Work to complete
Please pull out every line that includes the string "Abdulhadi".

Records provided
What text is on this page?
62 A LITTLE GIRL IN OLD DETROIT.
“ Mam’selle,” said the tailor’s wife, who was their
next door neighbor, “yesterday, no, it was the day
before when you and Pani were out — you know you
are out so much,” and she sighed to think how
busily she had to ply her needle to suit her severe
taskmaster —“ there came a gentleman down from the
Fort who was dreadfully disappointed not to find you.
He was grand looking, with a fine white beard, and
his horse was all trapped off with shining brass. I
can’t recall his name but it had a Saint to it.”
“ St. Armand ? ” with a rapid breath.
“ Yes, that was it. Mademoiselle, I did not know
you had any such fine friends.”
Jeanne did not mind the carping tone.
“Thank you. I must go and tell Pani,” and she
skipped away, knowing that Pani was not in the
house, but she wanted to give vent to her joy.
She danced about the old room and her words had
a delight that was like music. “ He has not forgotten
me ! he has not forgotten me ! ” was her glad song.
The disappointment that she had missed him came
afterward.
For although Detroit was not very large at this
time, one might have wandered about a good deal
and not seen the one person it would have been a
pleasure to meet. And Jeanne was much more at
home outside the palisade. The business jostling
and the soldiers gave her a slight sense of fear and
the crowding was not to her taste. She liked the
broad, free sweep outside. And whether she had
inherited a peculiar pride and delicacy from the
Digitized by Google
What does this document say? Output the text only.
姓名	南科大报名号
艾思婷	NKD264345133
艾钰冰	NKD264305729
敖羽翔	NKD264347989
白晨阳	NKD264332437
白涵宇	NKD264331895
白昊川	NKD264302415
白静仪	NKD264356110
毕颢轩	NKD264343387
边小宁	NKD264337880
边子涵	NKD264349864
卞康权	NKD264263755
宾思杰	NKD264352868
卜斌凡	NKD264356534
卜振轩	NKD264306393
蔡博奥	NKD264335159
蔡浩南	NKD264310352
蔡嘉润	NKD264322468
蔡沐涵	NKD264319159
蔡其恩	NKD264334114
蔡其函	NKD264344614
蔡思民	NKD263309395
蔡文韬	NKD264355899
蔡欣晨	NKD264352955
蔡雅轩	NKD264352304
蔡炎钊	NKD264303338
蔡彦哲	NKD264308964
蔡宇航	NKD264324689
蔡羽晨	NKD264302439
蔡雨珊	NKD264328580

* * *

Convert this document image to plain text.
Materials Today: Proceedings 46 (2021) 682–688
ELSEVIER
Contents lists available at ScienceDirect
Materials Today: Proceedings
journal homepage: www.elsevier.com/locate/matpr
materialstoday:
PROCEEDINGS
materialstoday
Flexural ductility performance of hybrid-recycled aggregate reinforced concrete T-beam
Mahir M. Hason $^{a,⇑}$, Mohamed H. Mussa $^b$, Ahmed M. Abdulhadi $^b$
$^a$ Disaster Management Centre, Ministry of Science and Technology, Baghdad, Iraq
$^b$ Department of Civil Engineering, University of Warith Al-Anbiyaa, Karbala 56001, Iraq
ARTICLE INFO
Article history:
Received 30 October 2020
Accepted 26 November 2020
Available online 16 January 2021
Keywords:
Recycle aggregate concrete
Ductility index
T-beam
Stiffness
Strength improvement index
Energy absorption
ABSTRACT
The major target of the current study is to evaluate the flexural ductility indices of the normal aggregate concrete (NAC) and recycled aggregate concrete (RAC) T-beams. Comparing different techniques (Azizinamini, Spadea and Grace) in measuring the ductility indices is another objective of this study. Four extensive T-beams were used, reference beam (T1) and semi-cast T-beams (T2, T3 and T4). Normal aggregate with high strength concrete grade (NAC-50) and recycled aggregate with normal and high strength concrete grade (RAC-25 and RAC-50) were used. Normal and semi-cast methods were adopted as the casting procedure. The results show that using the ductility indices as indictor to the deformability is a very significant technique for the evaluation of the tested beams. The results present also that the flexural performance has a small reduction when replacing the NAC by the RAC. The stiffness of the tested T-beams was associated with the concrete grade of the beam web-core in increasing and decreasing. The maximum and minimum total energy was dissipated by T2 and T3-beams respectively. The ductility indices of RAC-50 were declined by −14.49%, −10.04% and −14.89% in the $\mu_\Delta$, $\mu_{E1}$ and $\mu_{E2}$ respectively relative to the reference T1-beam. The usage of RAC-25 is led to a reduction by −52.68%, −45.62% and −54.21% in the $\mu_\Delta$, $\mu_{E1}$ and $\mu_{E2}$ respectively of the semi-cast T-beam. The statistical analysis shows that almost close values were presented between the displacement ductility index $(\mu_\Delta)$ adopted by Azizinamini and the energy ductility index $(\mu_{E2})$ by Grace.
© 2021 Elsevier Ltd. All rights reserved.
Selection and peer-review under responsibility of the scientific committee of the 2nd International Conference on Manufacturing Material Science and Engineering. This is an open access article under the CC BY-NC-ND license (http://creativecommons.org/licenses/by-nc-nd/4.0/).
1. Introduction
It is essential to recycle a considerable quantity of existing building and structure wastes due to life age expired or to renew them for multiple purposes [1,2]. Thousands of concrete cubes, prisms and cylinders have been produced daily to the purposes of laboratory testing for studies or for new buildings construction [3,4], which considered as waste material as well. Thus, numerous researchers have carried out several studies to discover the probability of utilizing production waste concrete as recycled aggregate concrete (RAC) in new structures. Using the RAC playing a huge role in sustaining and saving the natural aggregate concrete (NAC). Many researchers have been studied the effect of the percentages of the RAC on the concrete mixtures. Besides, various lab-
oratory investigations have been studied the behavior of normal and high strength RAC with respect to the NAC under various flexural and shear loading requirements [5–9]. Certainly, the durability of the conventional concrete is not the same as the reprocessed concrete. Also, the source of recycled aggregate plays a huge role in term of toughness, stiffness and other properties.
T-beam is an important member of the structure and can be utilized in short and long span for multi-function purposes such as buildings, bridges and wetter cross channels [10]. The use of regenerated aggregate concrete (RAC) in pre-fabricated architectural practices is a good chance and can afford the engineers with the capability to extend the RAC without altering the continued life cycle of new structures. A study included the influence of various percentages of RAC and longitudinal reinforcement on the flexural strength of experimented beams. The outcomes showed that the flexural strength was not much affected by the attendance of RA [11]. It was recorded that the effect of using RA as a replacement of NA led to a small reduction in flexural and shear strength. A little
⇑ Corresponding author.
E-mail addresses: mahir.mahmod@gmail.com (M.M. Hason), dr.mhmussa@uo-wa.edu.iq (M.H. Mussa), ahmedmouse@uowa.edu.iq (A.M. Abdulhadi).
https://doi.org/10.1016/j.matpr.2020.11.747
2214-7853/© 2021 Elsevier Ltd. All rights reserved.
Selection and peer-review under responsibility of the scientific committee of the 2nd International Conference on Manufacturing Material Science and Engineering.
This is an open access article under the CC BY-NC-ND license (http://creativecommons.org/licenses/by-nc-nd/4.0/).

Answer to this exercise
Mahir M. Hason $^{a,⇑}$, Mohamed H. Mussa $^b$, Ahmed M. Abdulhadi $^b$
E-mail addresses: mahir.mahmod@gmail.com (M.M. Hason), dr.mhmussa@uo-wa.edu.iq (M.H. Mussa), ahmedmouse@uowa.edu.iq (A.M. Abdulhadi).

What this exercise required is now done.